[Stored data]
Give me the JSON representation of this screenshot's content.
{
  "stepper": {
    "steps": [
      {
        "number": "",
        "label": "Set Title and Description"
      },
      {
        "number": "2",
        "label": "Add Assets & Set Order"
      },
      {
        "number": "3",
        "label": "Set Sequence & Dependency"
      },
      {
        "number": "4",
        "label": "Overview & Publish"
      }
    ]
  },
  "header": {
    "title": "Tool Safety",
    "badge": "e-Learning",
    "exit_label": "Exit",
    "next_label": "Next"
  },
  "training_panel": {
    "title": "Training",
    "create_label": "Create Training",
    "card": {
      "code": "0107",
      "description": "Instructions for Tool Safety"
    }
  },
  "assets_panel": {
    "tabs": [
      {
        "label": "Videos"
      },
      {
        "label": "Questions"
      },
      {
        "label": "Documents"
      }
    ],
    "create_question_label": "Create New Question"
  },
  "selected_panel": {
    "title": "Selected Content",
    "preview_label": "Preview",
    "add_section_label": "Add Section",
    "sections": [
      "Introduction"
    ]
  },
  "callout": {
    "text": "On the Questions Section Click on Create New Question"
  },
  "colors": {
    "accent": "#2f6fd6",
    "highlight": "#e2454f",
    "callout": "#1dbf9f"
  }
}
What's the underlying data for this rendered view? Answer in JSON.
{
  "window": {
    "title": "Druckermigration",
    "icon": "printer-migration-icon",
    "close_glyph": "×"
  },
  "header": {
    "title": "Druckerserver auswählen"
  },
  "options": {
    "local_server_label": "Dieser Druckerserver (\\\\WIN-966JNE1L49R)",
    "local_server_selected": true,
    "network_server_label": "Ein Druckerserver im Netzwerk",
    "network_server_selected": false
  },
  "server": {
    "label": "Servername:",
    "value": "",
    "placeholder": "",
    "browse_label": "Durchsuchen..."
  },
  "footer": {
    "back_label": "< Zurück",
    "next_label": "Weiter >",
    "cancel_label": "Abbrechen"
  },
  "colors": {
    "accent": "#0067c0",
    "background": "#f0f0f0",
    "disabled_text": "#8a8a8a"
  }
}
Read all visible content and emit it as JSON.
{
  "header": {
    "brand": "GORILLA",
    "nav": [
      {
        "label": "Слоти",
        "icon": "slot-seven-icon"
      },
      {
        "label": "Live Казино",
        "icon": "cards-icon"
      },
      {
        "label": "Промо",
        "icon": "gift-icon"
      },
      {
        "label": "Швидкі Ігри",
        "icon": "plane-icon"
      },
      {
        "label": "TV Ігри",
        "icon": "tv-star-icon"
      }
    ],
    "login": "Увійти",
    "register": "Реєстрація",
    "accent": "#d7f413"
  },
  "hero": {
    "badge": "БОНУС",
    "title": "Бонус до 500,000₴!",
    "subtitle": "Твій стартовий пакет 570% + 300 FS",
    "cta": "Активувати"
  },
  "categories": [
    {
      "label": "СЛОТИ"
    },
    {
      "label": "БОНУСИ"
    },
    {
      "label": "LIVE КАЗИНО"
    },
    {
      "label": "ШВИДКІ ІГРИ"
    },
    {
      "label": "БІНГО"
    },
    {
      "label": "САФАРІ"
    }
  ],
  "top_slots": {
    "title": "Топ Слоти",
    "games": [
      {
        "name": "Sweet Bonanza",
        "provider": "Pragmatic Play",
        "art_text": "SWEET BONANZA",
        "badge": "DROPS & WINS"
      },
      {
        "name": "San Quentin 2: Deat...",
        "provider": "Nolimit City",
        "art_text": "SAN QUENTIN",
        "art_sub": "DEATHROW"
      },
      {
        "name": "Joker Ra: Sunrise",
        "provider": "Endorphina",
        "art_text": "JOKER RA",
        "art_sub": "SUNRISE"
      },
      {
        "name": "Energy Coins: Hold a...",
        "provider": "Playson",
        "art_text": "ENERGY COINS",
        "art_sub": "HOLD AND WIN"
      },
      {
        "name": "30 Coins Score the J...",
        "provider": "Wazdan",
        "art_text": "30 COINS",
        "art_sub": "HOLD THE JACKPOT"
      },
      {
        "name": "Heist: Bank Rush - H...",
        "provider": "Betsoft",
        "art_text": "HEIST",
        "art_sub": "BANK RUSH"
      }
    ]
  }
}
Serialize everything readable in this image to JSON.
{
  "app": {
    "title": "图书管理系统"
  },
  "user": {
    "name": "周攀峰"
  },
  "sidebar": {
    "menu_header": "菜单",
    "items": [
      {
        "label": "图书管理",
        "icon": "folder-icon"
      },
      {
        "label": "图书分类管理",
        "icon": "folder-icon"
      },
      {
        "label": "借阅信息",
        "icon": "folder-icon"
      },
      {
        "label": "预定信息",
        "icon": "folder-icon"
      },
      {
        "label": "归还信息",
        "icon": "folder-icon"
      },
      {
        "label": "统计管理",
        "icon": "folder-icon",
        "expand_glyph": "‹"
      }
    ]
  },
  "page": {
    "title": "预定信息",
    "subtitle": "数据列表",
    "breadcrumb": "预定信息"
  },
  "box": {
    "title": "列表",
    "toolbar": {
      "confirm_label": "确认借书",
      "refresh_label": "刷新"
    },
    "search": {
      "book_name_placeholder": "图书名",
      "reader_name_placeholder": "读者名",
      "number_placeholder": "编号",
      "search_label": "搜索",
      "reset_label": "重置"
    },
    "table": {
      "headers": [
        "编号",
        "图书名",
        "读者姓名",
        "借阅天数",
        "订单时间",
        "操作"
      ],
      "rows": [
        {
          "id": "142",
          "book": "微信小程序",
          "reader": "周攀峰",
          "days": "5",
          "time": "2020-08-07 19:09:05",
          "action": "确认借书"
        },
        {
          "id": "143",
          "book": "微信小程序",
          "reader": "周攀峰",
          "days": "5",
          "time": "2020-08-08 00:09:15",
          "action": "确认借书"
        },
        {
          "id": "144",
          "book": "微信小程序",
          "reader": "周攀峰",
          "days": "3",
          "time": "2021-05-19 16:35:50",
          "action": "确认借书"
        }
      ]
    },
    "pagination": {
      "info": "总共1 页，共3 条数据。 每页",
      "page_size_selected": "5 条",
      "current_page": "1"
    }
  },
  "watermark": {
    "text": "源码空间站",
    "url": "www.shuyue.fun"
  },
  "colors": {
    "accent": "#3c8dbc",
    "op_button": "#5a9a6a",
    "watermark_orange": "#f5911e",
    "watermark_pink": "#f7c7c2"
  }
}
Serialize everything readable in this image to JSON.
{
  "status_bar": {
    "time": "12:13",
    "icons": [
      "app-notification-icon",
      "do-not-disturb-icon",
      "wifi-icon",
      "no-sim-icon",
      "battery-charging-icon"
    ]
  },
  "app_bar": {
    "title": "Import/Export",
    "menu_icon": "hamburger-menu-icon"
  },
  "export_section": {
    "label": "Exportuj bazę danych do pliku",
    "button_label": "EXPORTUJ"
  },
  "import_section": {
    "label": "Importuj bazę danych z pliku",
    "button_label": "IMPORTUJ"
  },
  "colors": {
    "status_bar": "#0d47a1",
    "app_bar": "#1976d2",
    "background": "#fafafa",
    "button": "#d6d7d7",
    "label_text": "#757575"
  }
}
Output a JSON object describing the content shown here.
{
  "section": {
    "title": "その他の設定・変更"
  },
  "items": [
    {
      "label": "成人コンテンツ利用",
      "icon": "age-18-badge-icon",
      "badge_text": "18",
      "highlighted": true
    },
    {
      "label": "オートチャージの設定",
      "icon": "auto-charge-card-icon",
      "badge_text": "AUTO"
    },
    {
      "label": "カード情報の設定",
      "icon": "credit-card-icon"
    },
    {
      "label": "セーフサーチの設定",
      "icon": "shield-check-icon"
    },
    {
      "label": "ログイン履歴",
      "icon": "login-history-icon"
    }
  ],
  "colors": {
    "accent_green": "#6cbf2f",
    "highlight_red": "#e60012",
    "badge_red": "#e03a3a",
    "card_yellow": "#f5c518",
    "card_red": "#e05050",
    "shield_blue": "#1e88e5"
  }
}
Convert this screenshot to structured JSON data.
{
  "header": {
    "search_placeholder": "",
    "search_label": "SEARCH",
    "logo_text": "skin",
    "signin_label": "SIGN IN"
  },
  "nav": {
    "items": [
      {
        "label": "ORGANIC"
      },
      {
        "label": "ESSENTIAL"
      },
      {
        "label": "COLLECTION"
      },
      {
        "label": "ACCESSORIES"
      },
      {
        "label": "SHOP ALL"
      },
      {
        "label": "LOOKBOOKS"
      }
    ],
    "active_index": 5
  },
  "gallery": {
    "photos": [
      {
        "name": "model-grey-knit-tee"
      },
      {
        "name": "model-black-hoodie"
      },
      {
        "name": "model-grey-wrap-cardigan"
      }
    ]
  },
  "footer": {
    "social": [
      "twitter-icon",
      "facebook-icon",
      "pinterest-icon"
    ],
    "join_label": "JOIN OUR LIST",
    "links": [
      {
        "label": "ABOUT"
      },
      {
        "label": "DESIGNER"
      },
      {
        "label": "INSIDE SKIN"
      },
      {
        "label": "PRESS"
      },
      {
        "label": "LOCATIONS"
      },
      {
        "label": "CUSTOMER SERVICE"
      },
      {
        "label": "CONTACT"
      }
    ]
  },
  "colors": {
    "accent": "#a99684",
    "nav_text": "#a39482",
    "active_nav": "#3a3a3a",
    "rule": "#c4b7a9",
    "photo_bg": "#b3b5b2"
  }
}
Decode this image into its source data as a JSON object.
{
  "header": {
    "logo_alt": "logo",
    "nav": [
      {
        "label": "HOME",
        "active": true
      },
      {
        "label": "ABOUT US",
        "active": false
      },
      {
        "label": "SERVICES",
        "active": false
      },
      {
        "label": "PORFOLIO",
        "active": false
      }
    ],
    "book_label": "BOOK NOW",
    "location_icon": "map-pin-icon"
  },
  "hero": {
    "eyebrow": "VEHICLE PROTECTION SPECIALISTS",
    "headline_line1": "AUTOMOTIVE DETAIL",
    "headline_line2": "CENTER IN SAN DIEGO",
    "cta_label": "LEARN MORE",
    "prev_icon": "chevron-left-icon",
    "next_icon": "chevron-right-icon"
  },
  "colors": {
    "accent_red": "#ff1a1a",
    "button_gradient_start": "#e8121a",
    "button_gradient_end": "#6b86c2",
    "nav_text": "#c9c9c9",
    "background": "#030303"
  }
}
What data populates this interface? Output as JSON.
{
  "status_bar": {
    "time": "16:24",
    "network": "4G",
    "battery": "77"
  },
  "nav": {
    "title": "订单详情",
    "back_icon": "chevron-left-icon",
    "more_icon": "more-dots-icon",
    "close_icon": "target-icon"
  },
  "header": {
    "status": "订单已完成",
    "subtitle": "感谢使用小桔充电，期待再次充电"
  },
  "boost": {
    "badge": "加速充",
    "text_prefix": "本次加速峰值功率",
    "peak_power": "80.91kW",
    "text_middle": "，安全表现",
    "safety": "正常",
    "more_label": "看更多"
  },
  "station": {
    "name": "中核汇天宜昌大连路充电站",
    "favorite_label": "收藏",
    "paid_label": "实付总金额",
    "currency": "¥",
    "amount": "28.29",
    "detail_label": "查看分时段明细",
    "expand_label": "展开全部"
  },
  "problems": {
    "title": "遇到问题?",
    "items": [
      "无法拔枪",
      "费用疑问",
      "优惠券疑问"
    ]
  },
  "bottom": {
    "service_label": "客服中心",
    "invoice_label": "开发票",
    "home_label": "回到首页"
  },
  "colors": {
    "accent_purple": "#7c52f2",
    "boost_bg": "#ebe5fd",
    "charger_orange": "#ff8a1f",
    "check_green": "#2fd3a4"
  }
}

TO DO — List each line in the listing that contains the string "object".

FINISHED ANSWER —
Output a JSON object describing the content shown here.
Decode this image into its source data as a JSON object.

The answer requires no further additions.